Task requirements: Return the entries below verbatim. Pictures stay out.

====

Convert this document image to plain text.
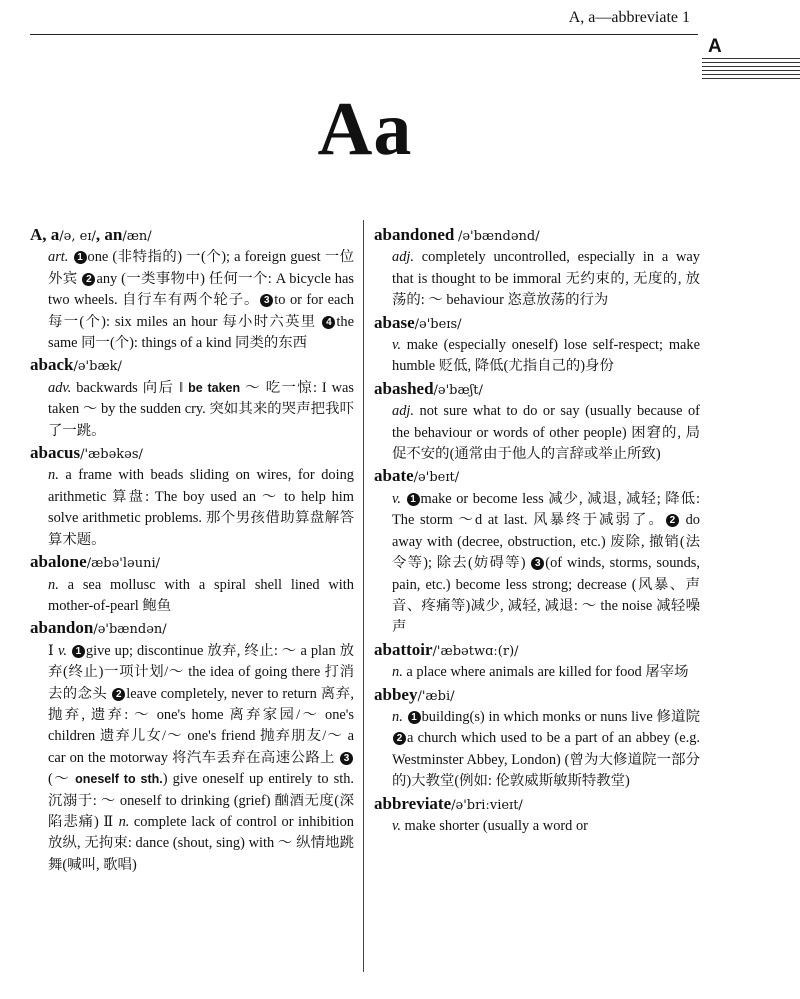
A, a—abbreviate 1
A
Aa
A, a/ə, eɪ/, an/æn/

art. 1 one (非特指的) 一(个); a foreign guest 一位外宾 2 any (一类事物中) 任何一个: A bicycle has two wheels. 自行车有两个轮子。 3 to or for each 每一(个): six miles an hour 每小时六英里 4 the same 同一(个): things of a kind 同类的东西

aback/ə'bæk/

adv. backwards 向后 ‖ be taken ～ 吃一惊: I was taken ～ by the sudden cry. 突如其来的哭声把我吓了一跳。

abacus/'æbəkəs/

n. a frame with beads sliding on wires, for doing arithmetic 算盘: The boy used an ～ to help him solve arithmetic problems. 那个男孩借助算盘解答算术题。

abalone/æbə'ləuni/

n. a sea mollusc with a spiral shell lined with mother-of-pearl 鲍鱼

abandon/ə'bændən/

Ⅰ v. 1 give up; discontinue 放弃, 终止: ～ a plan 放弃(终止)一项计划/～ the idea of going there 打消去的念头 2 leave completely, never to return 离弃, 抛弃, 遗弃: ～ one's home 离弃家园/～ one's children 遗弃儿女/～ one's friend 抛弃朋友/～ a car on the motorway 将汽车丢弃在高速公路上 3(～ oneself to sth.) give oneself up entirely to sth. 沉溺于: ～ oneself to drinking (grief) 酗酒无度(深陷悲痛) Ⅱ n. complete lack of control or inhibition 放纵, 无拘束: dance (shout, sing) with ～ 纵情地跳舞(喊叫, 歌唱)

abandoned /ə'bændənd/

adj. completely uncontrolled, especially in a way that is thought to be immoral 无约束的, 无度的, 放荡的: ～ behaviour 恣意放荡的行为

abase/ə'beɪs/

v. make (especially oneself) lose self-respect; make humble 贬低, 降低(尤指自己的)身份

abashed/ə'bæʃt/

adj. not sure what to do or say (usually because of the behaviour or words of other people) 困窘的, 局促不安的(通常由于他人的言辞或举止所致)

abate/ə'beɪt/

v. 1 make or become less 减少, 减退, 减轻; 降低: The storm ～d at last. 风暴终于减弱了。 2 do away with (decree, obstruction, etc.) 废除, 撤销(法令等); 除去(妨碍等) 3 (of winds, storms, sounds, pain, etc.) become less strong; decrease (风暴、声音、疼痛等)减少, 减轻, 减退: ～ the noise 减轻噪声

abattoir/'æbətwɑː(r)/

n. a place where animals are killed for food 屠宰场

abbey/'æbi/

n. 1 building(s) in which monks or nuns live 修道院 2 a church which used to be a part of an abbey (e.g. Westminster Abbey, London) (曾为大修道院一部分的)大教堂(例如: 伦敦威斯敏斯特教堂)

abbreviate/ə'briːvieɪt/

v. make shorter (usually a word or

====

Correct output:
Convert this document image to plain text.
A, a—abbreviate 1
A
Aa
A, a/ə, eɪ/, an/æn/

art. 1 one (非特指的) 一(个); a foreign guest 一位外宾 2 any (一类事物中) 任何一个: A bicycle has two wheels. 自行车有两个轮子。 3 to or for each 每一(个): six miles an hour 每小时六英里 4 the same 同一(个): things of a kind 同类的东西

aback/ə'bæk/

adv. backwards 向后 ‖ be taken ～ 吃一惊: I was taken ～ by the sudden cry. 突如其来的哭声把我吓了一跳。

abacus/'æbəkəs/

n. a frame with beads sliding on wires, for doing arithmetic 算盘: The boy used an ～ to help him solve arithmetic problems. 那个男孩借助算盘解答算术题。

abalone/æbə'ləuni/

n. a sea mollusc with a spiral shell lined with mother-of-pearl 鲍鱼

abandon/ə'bændən/

Ⅰ v. 1 give up; discontinue 放弃, 终止: ～ a plan 放弃(终止)一项计划/～ the idea of going there 打消去的念头 2 leave completely, never to return 离弃, 抛弃, 遗弃: ～ one's home 离弃家园/～ one's children 遗弃儿女/～ one's friend 抛弃朋友/～ a car on the motorway 将汽车丢弃在高速公路上 3(～ oneself to sth.) give oneself up entirely to sth. 沉溺于: ～ oneself to drinking (grief) 酗酒无度(深陷悲痛) Ⅱ n. complete lack of control or inhibition 放纵, 无拘束: dance (shout, sing) with ～ 纵情地跳舞(喊叫, 歌唱)

abandoned /ə'bændənd/

adj. completely uncontrolled, especially in a way that is thought to be immoral 无约束的, 无度的, 放荡的: ～ behaviour 恣意放荡的行为

abase/ə'beɪs/

v. make (especially oneself) lose self-respect; make humble 贬低, 降低(尤指自己的)身份

abashed/ə'bæʃt/

adj. not sure what to do or say (usually because of the behaviour or words of other people) 困窘的, 局促不安的(通常由于他人的言辞或举止所致)

abate/ə'beɪt/

v. 1 make or become less 减少, 减退, 减轻; 降低: The storm ～d at last. 风暴终于减弱了。 2 do away with (decree, obstruction, etc.) 废除, 撤销(法令等); 除去(妨碍等) 3 (of winds, storms, sounds, pain, etc.) become less strong; decrease (风暴、声音、疼痛等)减少, 减轻, 减退: ～ the noise 减轻噪声

abattoir/'æbətwɑː(r)/

n. a place where animals are killed for food 屠宰场

abbey/'æbi/

n. 1 building(s) in which monks or nuns live 修道院 2 a church which used to be a part of an abbey (e.g. Westminster Abbey, London) (曾为大修道院一部分的)大教堂(例如: 伦敦威斯敏斯特教堂)

abbreviate/ə'briːvieɪt/

v. make shorter (usually a word or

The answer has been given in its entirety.